Task details
Your task is to reproduce the entries below word for word.

=== Supplied material ===

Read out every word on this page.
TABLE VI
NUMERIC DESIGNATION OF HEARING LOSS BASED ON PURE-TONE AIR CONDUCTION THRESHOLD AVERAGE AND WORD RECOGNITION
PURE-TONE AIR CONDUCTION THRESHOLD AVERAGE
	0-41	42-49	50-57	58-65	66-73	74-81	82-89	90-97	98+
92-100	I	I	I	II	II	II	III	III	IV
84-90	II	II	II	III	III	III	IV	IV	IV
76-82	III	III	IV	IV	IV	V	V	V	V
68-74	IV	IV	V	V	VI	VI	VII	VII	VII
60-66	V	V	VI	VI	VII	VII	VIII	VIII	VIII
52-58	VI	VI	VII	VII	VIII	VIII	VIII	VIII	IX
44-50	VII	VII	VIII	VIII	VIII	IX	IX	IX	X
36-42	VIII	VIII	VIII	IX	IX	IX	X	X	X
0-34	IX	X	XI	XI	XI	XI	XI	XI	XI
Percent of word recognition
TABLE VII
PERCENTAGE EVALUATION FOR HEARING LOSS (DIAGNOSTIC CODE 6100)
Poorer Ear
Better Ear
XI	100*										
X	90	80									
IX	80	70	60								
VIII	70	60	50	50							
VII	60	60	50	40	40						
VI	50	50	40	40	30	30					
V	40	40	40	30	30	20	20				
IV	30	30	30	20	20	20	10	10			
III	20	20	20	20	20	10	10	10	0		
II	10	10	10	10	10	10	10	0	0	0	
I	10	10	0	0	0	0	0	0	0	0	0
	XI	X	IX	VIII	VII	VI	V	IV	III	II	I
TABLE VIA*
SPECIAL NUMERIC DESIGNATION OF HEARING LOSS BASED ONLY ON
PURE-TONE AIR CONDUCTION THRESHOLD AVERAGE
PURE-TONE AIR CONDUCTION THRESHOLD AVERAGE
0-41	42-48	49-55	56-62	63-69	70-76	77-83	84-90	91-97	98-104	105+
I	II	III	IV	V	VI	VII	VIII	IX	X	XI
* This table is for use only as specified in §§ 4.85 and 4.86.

===

Response to the task
Read out every word on this page.
TABLE VI
NUMERIC DESIGNATION OF HEARING LOSS BASED ON PURE-TONE AIR CONDUCTION THRESHOLD AVERAGE AND WORD RECOGNITION
PURE-TONE AIR CONDUCTION THRESHOLD AVERAGE
	0-41	42-49	50-57	58-65	66-73	74-81	82-89	90-97	98+
92-100	I	I	I	II	II	II	III	III	IV
84-90	II	II	II	III	III	III	IV	IV	IV
76-82	III	III	IV	IV	IV	V	V	V	V
68-74	IV	IV	V	V	VI	VI	VII	VII	VII
60-66	V	V	VI	VI	VII	VII	VIII	VIII	VIII
52-58	VI	VI	VII	VII	VIII	VIII	VIII	VIII	IX
44-50	VII	VII	VIII	VIII	VIII	IX	IX	IX	X
36-42	VIII	VIII	VIII	IX	IX	IX	X	X	X
0-34	IX	X	XI	XI	XI	XI	XI	XI	XI
Percent of word recognition
TABLE VII
PERCENTAGE EVALUATION FOR HEARING LOSS (DIAGNOSTIC CODE 6100)
Poorer Ear
Better Ear
XI	100*										
X	90	80									
IX	80	70	60								
VIII	70	60	50	50							
VII	60	60	50	40	40						
VI	50	50	40	40	30	30					
V	40	40	40	30	30	20	20				
IV	30	30	30	20	20	20	10	10			
III	20	20	20	20	20	10	10	10	0		
II	10	10	10	10	10	10	10	0	0	0	
I	10	10	0	0	0	0	0	0	0	0	0
	XI	X	IX	VIII	VII	VI	V	IV	III	II	I
TABLE VIA*
SPECIAL NUMERIC DESIGNATION OF HEARING LOSS BASED ONLY ON
PURE-TONE AIR CONDUCTION THRESHOLD AVERAGE
PURE-TONE AIR CONDUCTION THRESHOLD AVERAGE
0-41	42-48	49-55	56-62	63-69	70-76	77-83	84-90	91-97	98-104	105+
I	II	III	IV	V	VI	VII	VIII	IX	X	XI
* This table is for use only as specified in §§ 4.85 and 4.86.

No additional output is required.